======== RECORDS SUPPLIED

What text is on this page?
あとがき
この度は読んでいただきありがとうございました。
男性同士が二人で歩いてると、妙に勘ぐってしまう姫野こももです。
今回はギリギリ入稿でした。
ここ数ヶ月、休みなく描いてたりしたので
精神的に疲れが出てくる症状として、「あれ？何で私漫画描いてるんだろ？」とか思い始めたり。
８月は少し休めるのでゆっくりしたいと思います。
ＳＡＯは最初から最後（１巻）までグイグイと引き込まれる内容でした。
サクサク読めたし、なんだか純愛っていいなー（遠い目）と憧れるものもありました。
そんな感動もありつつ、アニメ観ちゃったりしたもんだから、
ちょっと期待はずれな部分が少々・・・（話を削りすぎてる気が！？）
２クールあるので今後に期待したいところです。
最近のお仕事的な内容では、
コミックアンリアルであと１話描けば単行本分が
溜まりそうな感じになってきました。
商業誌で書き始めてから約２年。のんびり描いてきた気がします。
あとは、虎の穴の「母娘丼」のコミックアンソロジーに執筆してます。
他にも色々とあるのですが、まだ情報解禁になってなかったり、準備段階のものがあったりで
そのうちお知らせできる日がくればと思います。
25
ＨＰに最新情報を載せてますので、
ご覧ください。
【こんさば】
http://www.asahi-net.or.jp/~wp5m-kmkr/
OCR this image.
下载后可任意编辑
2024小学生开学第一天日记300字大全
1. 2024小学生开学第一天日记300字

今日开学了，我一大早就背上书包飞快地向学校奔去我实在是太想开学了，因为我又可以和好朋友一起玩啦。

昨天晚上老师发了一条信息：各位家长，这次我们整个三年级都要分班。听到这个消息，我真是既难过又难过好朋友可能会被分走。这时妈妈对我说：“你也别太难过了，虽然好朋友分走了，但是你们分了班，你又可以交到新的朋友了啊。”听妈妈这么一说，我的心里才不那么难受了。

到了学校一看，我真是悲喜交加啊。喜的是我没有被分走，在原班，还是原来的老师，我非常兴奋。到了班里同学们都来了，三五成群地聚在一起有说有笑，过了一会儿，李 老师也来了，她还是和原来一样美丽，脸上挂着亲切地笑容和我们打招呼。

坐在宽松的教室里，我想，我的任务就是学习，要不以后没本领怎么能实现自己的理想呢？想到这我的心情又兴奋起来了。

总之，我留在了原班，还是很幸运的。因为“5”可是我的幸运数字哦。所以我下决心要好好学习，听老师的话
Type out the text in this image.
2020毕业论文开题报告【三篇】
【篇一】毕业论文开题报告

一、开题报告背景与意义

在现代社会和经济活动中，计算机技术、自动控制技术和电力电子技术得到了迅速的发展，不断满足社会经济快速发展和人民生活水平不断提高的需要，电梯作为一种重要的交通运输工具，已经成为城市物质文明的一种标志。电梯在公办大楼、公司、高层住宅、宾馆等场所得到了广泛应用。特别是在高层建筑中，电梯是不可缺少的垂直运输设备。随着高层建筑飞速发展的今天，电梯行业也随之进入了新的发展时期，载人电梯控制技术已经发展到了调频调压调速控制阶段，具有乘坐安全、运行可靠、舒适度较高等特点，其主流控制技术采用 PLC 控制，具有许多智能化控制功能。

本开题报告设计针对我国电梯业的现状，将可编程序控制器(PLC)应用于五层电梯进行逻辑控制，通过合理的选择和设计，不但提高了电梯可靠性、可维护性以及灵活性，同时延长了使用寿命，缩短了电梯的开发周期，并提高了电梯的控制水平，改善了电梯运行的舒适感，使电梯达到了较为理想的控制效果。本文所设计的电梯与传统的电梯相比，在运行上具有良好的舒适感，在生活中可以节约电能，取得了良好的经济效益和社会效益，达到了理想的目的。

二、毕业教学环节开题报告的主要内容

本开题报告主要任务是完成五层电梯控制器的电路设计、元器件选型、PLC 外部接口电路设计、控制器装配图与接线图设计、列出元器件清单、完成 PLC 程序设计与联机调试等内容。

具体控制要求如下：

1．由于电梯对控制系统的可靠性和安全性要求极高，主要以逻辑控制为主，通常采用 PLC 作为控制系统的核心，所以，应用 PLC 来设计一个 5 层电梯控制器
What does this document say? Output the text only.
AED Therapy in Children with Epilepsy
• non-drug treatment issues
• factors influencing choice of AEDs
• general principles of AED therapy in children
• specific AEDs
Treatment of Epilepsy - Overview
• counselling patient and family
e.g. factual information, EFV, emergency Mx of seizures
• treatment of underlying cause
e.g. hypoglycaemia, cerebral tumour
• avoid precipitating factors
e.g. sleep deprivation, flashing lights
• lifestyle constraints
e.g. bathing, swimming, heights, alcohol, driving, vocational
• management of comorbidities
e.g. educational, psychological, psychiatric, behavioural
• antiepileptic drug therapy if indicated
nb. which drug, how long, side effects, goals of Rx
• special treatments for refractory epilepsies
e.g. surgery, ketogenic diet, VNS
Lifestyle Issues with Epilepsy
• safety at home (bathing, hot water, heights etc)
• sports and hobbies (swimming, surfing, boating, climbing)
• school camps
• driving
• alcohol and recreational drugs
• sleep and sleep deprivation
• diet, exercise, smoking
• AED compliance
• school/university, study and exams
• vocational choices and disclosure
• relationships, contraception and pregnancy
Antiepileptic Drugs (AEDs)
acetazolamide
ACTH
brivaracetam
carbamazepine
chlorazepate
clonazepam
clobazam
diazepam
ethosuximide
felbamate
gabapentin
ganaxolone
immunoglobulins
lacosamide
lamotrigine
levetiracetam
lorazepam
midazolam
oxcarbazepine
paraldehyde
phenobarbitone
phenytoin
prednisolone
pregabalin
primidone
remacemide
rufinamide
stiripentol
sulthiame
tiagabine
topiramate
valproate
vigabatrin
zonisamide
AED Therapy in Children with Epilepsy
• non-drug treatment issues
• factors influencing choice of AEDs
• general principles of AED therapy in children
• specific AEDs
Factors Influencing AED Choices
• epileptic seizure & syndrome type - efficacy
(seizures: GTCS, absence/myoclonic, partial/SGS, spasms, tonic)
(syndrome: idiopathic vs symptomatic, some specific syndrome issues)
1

================

EXERCISE DIRECTIONS: Collect each line above holding the string "What".

WRITTEN ANSWER:
What text is on this page?
What does this document say? Output the text only.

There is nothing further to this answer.